_DIRECTION_. Assemble all lines in which the string "structured" appears.

[Source records]
--- start ---

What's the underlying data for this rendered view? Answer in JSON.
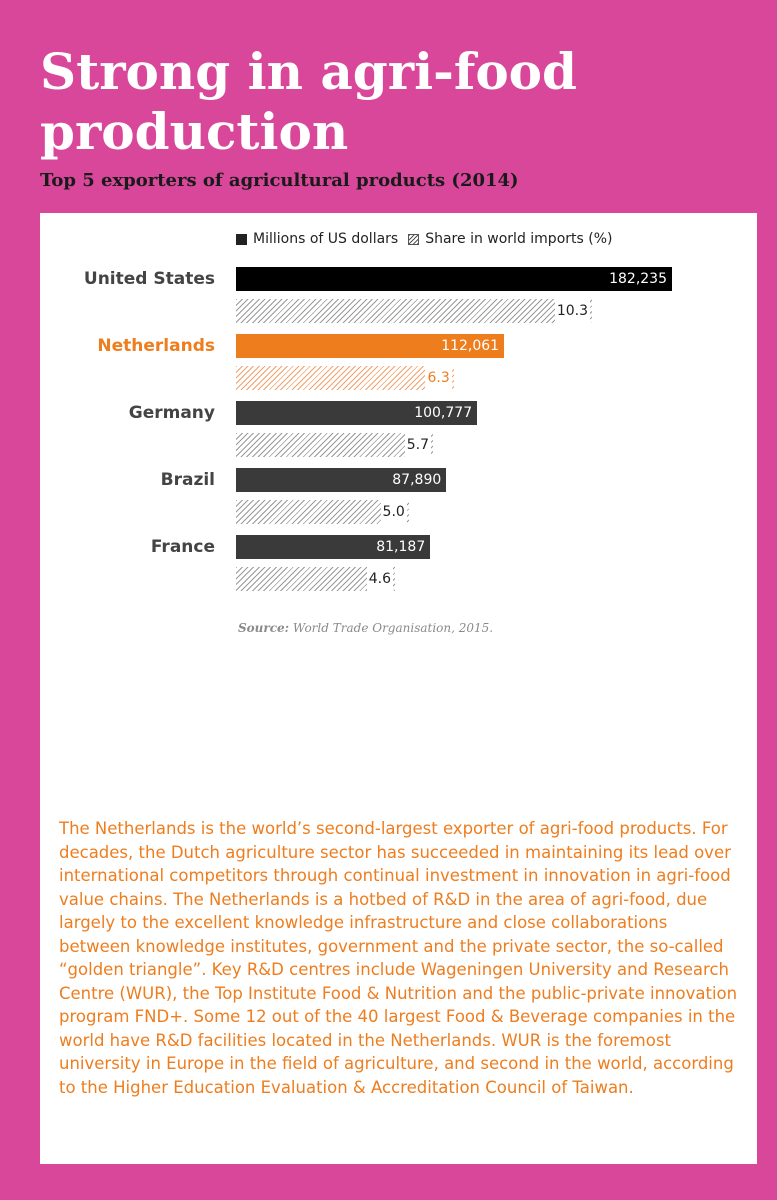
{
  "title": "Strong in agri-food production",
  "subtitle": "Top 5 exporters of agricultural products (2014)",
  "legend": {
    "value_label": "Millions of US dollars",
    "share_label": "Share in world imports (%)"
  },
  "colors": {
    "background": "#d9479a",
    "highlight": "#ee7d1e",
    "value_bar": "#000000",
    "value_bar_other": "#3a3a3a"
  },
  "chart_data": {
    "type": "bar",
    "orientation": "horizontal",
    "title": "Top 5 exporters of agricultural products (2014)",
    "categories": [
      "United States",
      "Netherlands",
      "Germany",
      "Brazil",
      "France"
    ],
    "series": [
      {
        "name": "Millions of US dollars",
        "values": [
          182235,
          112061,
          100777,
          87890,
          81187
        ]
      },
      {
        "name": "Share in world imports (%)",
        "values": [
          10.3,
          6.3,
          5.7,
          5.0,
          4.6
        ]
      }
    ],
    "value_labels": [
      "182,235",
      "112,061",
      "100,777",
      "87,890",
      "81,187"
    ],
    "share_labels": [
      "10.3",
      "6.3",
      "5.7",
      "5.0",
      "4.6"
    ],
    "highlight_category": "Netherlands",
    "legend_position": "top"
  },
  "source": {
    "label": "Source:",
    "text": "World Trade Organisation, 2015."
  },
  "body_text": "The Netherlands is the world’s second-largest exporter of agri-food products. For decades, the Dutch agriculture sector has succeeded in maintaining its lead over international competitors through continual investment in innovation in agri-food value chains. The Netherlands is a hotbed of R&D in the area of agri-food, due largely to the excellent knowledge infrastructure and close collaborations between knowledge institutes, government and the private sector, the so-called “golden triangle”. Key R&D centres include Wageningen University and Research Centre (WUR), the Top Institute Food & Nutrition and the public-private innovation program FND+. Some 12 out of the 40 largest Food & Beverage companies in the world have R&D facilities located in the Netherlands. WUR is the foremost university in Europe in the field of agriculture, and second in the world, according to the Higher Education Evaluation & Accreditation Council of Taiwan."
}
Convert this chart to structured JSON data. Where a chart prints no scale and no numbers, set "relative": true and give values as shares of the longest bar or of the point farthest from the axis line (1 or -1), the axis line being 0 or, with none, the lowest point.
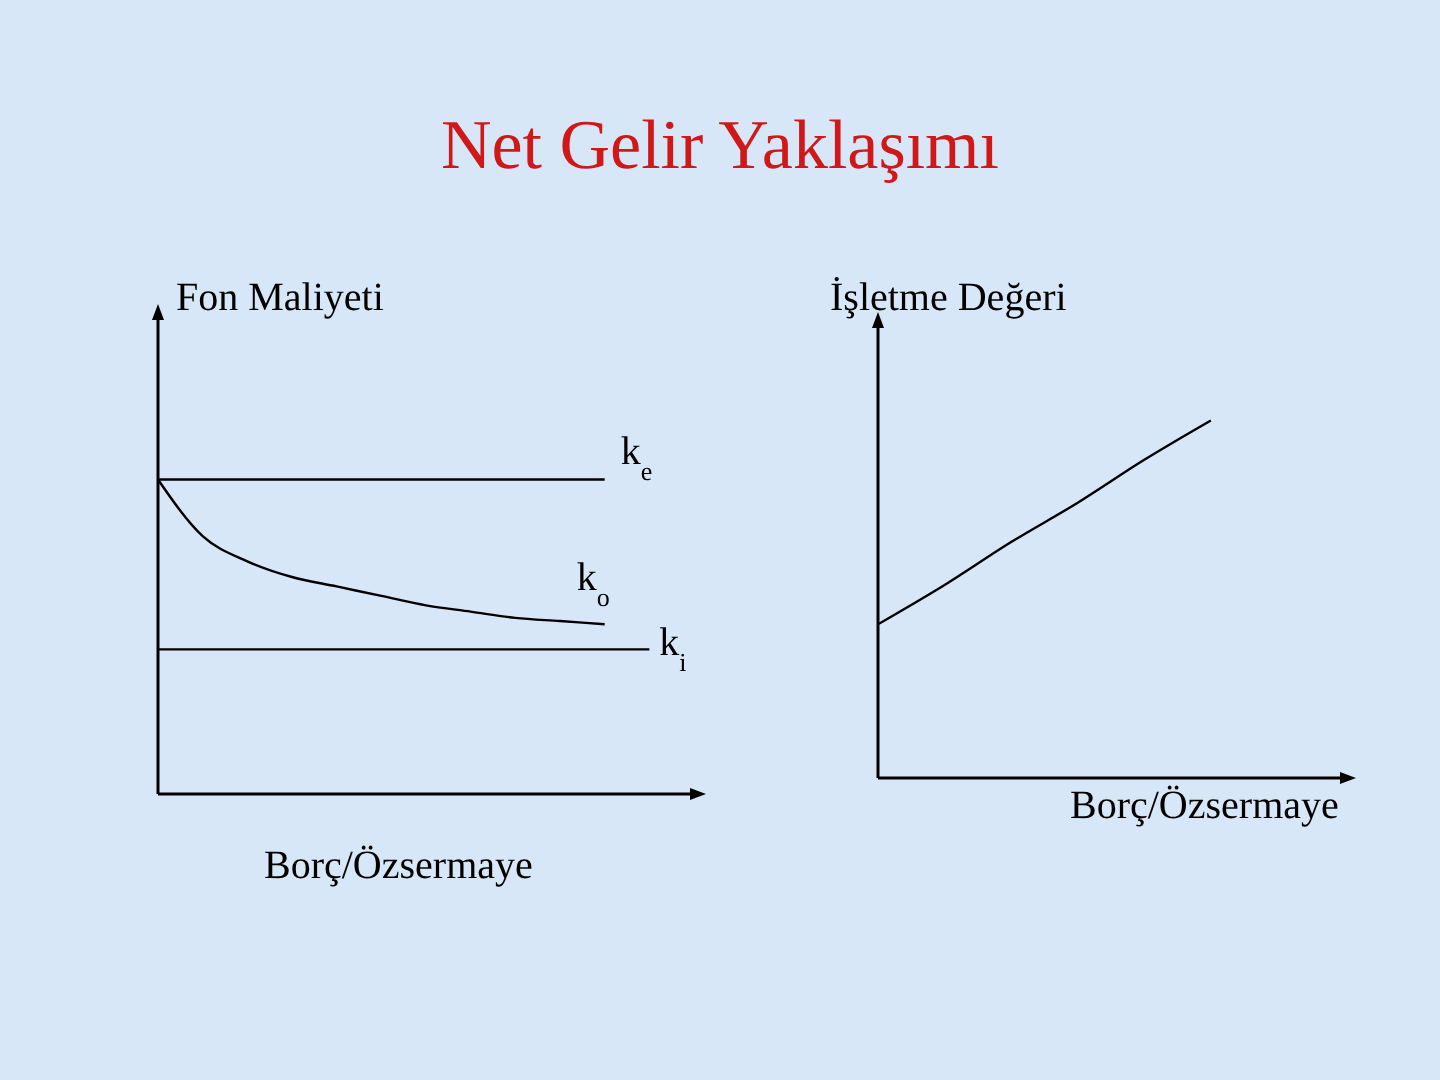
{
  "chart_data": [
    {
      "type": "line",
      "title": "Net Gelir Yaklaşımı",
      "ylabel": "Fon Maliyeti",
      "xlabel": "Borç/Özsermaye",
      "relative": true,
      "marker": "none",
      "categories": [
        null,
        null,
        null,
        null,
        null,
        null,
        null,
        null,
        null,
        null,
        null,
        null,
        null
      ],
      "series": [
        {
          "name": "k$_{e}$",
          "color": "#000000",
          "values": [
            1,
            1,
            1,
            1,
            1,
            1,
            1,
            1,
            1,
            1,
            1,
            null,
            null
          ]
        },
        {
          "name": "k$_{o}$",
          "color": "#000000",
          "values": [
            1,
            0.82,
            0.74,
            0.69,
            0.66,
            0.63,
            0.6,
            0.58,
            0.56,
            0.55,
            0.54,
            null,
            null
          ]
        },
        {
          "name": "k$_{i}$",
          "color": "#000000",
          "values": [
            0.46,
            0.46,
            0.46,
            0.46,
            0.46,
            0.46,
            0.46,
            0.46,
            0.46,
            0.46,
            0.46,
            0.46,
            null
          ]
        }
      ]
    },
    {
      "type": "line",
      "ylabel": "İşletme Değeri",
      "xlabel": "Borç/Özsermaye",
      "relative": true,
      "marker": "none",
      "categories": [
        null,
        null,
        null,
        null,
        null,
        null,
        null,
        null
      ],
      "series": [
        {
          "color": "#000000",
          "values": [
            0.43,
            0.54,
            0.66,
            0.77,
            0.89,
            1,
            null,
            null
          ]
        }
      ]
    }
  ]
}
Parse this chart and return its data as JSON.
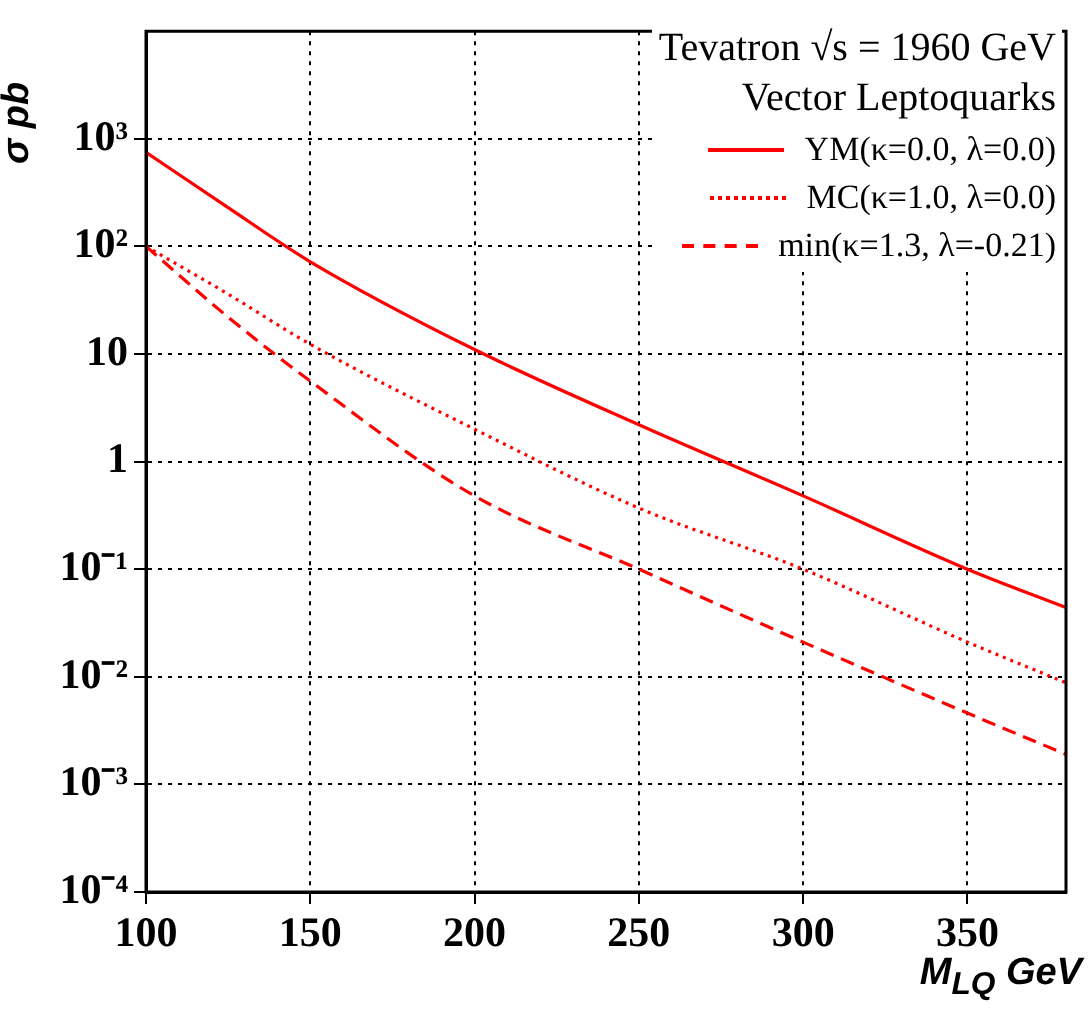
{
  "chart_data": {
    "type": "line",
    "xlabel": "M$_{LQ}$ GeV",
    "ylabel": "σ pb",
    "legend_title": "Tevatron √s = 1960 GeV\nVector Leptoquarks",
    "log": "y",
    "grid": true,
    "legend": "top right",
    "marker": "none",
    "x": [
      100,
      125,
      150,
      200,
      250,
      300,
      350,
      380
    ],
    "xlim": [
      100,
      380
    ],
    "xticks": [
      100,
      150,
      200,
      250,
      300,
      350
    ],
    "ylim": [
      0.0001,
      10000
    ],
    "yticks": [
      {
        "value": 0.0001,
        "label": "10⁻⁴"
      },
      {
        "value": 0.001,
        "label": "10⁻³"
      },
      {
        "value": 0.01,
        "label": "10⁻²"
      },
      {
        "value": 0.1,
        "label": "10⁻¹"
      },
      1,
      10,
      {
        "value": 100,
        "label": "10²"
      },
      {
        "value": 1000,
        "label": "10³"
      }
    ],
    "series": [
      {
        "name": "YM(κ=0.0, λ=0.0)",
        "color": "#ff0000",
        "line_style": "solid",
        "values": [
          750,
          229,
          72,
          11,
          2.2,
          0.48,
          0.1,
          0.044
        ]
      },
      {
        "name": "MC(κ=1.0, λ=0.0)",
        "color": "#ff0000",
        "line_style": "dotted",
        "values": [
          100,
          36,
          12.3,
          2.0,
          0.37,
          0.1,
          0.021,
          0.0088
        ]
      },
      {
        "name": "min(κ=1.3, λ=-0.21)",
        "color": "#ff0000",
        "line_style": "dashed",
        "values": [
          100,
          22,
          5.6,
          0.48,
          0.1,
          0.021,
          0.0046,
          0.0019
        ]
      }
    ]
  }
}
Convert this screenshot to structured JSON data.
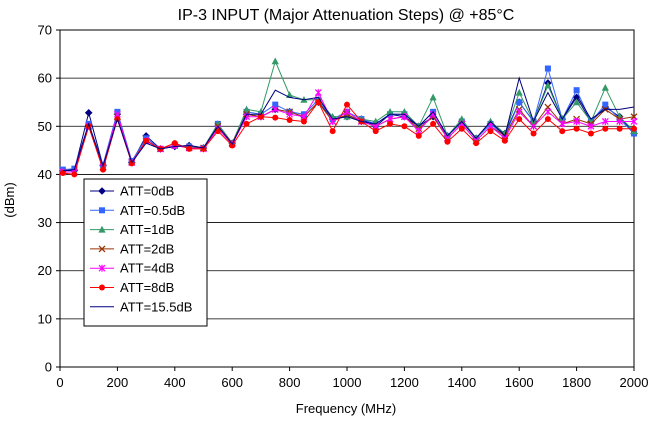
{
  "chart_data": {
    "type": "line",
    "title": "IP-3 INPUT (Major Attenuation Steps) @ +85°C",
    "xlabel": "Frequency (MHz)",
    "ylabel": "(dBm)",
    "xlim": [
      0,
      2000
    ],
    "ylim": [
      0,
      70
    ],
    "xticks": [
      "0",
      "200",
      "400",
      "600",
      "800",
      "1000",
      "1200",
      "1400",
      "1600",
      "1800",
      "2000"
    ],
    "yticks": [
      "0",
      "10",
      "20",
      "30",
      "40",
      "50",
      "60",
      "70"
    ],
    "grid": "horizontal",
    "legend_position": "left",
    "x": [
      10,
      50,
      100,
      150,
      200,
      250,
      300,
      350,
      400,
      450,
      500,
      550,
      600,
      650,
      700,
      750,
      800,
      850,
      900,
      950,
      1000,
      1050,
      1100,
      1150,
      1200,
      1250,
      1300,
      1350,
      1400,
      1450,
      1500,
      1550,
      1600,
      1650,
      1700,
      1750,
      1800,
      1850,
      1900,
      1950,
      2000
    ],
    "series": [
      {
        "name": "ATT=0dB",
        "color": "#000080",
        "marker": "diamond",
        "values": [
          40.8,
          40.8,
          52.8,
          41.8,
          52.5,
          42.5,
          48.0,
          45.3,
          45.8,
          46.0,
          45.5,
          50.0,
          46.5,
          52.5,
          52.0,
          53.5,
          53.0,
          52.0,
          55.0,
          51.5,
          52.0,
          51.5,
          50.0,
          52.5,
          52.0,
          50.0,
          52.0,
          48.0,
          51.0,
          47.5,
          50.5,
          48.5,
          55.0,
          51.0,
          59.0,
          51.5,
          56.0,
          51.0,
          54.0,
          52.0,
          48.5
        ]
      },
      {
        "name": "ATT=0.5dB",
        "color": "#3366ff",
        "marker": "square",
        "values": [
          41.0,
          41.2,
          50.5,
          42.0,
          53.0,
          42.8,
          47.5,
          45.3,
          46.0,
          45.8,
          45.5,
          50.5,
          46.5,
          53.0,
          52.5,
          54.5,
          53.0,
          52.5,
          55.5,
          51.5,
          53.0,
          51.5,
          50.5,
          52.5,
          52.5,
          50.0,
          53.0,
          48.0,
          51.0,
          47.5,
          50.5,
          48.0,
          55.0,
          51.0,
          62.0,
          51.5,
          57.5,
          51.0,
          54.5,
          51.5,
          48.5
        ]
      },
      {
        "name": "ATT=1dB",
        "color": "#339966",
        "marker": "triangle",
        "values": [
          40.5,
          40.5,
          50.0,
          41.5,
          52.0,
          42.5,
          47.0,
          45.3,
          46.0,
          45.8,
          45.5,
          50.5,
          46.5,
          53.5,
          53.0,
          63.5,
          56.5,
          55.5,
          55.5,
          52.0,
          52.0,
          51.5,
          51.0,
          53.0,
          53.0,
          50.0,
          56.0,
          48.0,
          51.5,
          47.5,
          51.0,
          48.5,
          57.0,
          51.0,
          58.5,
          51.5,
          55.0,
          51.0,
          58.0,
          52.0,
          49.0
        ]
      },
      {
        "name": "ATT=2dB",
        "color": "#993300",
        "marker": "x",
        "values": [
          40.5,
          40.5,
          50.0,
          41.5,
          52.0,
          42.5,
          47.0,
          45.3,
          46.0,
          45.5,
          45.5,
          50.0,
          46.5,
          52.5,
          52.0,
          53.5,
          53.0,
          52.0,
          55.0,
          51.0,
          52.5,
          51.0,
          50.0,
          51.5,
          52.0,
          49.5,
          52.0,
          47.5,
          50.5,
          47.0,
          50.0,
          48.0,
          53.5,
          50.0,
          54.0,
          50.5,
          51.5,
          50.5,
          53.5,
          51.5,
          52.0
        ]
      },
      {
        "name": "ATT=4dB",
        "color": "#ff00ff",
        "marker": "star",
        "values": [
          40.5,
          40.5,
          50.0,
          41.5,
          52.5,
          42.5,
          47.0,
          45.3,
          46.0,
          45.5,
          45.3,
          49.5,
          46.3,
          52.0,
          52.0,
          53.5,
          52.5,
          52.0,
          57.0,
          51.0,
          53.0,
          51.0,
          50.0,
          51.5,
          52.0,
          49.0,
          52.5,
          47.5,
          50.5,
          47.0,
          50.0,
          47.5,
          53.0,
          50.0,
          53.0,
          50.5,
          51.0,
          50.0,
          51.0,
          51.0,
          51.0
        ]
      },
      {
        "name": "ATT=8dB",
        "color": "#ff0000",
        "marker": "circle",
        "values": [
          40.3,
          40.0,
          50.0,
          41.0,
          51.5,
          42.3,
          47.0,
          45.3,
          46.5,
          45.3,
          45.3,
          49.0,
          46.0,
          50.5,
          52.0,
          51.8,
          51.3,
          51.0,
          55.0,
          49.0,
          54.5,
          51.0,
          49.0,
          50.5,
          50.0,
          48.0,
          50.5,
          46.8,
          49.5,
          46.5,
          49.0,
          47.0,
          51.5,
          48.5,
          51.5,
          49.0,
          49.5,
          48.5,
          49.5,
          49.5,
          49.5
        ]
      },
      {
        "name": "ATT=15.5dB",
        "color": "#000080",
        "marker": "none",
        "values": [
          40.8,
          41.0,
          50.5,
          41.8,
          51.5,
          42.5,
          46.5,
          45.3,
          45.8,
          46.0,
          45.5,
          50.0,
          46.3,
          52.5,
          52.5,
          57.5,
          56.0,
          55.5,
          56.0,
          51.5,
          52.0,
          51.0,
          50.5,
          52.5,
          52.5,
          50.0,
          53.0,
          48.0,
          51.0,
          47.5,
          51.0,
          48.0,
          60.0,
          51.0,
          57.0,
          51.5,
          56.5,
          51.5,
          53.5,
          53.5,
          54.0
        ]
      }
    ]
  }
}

--- end ---

_RESPONSE TO THE TASK_.
Convert this chart to structured JSON data. Where a chart prints no scale and no numbers, set "relative": true and give values as shares of the longest bar or of the point farthest from the axis line (1 or -1), the axis line being 0 or, with none, the lowest point.
Convert this screenshot to structured JSON data.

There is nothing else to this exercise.